— PROBLEM TO WORK ON —
Every record below should be transcribed exactly. Omit the images.

(Stored data)
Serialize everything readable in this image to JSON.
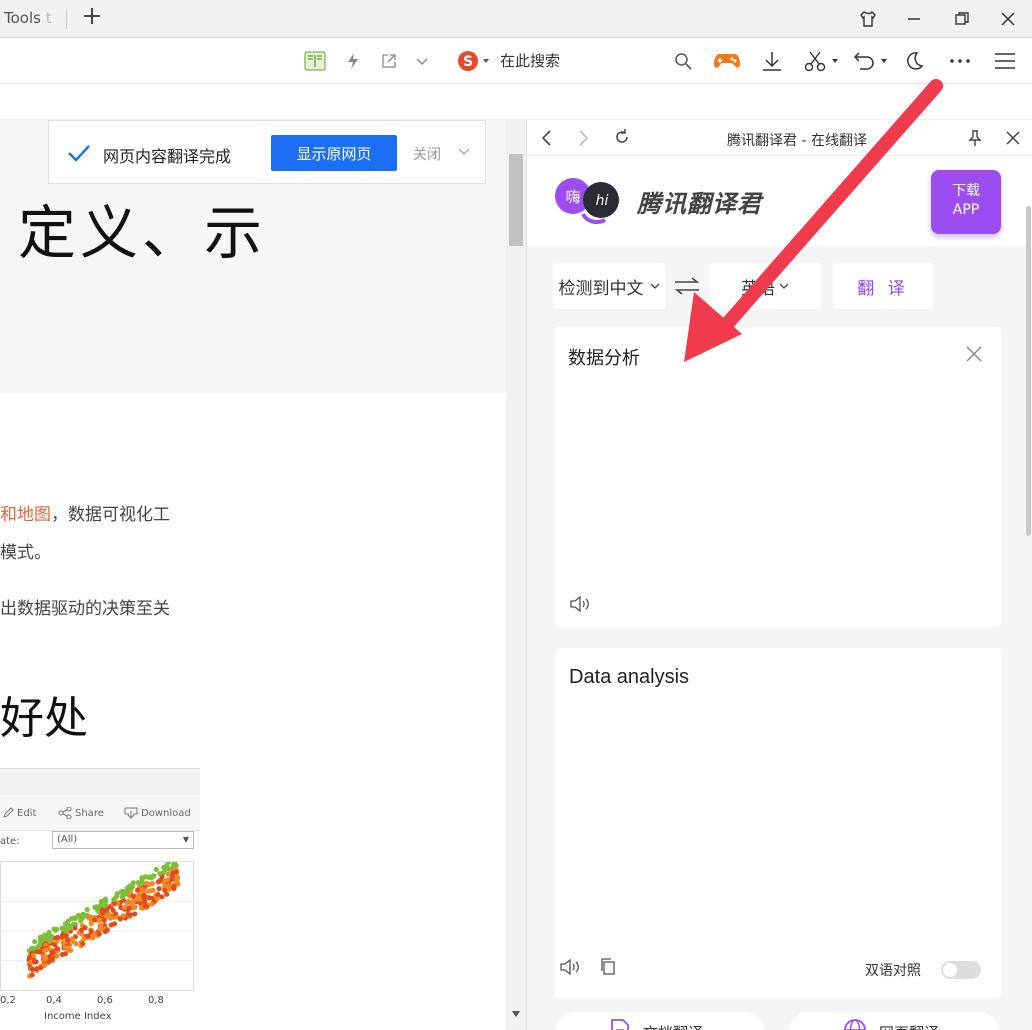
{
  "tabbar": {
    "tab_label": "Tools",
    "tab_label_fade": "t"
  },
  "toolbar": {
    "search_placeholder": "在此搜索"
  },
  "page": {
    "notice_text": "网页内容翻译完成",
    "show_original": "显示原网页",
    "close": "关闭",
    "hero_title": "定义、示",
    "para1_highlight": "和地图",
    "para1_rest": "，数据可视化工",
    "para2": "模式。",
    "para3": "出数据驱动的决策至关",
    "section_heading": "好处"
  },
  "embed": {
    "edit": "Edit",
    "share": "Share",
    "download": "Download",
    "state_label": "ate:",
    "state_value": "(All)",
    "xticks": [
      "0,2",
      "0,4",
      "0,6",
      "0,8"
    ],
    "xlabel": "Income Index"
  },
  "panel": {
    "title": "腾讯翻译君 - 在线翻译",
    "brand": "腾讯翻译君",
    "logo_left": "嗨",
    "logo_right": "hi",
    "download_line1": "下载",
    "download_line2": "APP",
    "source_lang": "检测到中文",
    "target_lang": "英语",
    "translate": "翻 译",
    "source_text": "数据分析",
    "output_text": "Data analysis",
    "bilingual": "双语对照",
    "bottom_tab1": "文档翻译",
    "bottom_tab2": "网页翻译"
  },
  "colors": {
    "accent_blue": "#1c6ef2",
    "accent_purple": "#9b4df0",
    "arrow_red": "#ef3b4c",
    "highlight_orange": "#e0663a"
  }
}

— EXERCISE OUTPUT —
Serialize everything readable in this image to JSON.
{
  "tabbar": {
    "tab_label": "Tools",
    "tab_label_fade": "t"
  },
  "toolbar": {
    "search_placeholder": "在此搜索"
  },
  "page": {
    "notice_text": "网页内容翻译完成",
    "show_original": "显示原网页",
    "close": "关闭",
    "hero_title": "定义、示",
    "para1_highlight": "和地图",
    "para1_rest": "，数据可视化工",
    "para2": "模式。",
    "para3": "出数据驱动的决策至关",
    "section_heading": "好处"
  },
  "embed": {
    "edit": "Edit",
    "share": "Share",
    "download": "Download",
    "state_label": "ate:",
    "state_value": "(All)",
    "xticks": [
      "0,2",
      "0,4",
      "0,6",
      "0,8"
    ],
    "xlabel": "Income Index"
  },
  "panel": {
    "title": "腾讯翻译君 - 在线翻译",
    "brand": "腾讯翻译君",
    "logo_left": "嗨",
    "logo_right": "hi",
    "download_line1": "下载",
    "download_line2": "APP",
    "source_lang": "检测到中文",
    "target_lang": "英语",
    "translate": "翻 译",
    "source_text": "数据分析",
    "output_text": "Data analysis",
    "bilingual": "双语对照",
    "bottom_tab1": "文档翻译",
    "bottom_tab2": "网页翻译"
  },
  "colors": {
    "accent_blue": "#1c6ef2",
    "accent_purple": "#9b4df0",
    "arrow_red": "#ef3b4c",
    "highlight_orange": "#e0663a"
  }
}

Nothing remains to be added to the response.